» AIM OF THE EXERCISE: Please change every "colorbar-tick-label" to "scale-tick-label" in the material, from its first line through the line containing "colorbar-segment — [404, 309, 429, 319]", and give back only those lines with nothing else altered.

(Layout annotation records)
-- Start --

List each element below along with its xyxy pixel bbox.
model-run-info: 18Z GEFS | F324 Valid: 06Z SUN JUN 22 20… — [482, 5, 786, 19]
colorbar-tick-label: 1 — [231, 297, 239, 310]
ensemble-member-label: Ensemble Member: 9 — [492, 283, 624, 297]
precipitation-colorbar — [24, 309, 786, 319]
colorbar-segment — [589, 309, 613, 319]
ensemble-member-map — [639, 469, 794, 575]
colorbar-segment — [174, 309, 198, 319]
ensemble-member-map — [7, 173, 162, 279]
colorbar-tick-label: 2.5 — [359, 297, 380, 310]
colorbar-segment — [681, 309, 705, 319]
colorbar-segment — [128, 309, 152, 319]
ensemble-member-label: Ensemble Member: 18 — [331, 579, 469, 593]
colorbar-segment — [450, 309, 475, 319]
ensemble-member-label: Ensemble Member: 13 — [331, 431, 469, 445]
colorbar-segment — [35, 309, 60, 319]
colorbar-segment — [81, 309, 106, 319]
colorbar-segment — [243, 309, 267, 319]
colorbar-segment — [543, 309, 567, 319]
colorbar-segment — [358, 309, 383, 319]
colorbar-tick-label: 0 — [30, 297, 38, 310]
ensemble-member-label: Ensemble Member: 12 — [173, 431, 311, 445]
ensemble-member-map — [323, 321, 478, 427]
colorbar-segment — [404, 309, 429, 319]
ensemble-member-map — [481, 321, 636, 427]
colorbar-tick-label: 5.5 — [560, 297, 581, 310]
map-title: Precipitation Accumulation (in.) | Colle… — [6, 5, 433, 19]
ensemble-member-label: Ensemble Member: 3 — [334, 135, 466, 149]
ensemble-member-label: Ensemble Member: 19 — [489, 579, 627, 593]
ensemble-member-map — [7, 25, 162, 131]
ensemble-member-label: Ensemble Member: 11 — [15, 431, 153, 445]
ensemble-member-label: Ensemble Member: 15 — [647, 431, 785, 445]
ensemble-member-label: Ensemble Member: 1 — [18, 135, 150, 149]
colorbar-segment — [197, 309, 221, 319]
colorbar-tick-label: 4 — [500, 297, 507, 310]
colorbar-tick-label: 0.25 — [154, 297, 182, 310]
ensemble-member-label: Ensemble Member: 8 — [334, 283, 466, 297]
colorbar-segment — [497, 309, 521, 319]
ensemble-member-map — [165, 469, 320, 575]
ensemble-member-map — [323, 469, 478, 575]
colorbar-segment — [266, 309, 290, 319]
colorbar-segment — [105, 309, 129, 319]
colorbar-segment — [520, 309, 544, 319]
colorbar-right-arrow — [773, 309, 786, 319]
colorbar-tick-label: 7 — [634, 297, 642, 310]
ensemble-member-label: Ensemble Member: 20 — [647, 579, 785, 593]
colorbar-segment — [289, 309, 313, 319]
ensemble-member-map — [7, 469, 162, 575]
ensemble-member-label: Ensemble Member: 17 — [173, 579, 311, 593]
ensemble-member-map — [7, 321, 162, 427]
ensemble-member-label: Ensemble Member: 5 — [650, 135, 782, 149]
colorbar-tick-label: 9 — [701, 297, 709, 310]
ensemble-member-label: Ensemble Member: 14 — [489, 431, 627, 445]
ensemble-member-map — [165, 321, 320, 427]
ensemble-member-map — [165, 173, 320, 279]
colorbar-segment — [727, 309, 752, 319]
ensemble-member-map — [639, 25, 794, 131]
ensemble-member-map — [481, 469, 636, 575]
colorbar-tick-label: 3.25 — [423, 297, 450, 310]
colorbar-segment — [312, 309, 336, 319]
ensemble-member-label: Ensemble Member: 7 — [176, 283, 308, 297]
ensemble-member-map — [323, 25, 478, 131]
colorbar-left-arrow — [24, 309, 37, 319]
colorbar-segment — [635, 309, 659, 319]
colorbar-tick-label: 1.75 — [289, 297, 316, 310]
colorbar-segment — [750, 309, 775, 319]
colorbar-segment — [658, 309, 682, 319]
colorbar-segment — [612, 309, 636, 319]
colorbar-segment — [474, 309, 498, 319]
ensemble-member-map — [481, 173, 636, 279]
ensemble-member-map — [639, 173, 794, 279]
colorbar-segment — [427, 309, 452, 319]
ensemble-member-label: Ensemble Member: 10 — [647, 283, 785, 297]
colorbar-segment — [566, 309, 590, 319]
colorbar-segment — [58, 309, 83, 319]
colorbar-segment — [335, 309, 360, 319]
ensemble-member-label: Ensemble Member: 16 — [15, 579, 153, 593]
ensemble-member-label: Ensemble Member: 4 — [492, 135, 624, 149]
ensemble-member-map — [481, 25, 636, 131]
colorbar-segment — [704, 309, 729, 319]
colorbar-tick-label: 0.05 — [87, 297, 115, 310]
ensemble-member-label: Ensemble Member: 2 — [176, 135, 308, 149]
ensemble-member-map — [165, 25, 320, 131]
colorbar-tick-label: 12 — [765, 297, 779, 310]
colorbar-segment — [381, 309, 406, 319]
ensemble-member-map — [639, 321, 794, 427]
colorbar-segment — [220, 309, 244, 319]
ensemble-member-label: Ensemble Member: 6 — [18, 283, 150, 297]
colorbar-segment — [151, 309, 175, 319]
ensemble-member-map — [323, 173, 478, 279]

-- End --

» ANSWER IN FULL:
List each element below along with its xyxy pixel bbox.
model-run-info: 18Z GEFS | F324 Valid: 06Z SUN JUN 22 20… — [482, 5, 786, 19]
scale-tick-label: 1 — [231, 297, 239, 310]
ensemble-member-label: Ensemble Member: 9 — [492, 283, 624, 297]
precipitation-colorbar — [24, 309, 786, 319]
colorbar-segment — [589, 309, 613, 319]
ensemble-member-map — [639, 469, 794, 575]
colorbar-segment — [174, 309, 198, 319]
ensemble-member-map — [7, 173, 162, 279]
scale-tick-label: 2.5 — [359, 297, 380, 310]
colorbar-segment — [681, 309, 705, 319]
colorbar-segment — [128, 309, 152, 319]
ensemble-member-label: Ensemble Member: 18 — [331, 579, 469, 593]
colorbar-segment — [450, 309, 475, 319]
ensemble-member-label: Ensemble Member: 13 — [331, 431, 469, 445]
colorbar-segment — [35, 309, 60, 319]
colorbar-segment — [81, 309, 106, 319]
colorbar-segment — [243, 309, 267, 319]
colorbar-segment — [543, 309, 567, 319]
colorbar-segment — [358, 309, 383, 319]
scale-tick-label: 0 — [30, 297, 38, 310]
ensemble-member-label: Ensemble Member: 12 — [173, 431, 311, 445]
ensemble-member-map — [323, 321, 478, 427]
colorbar-segment — [404, 309, 429, 319]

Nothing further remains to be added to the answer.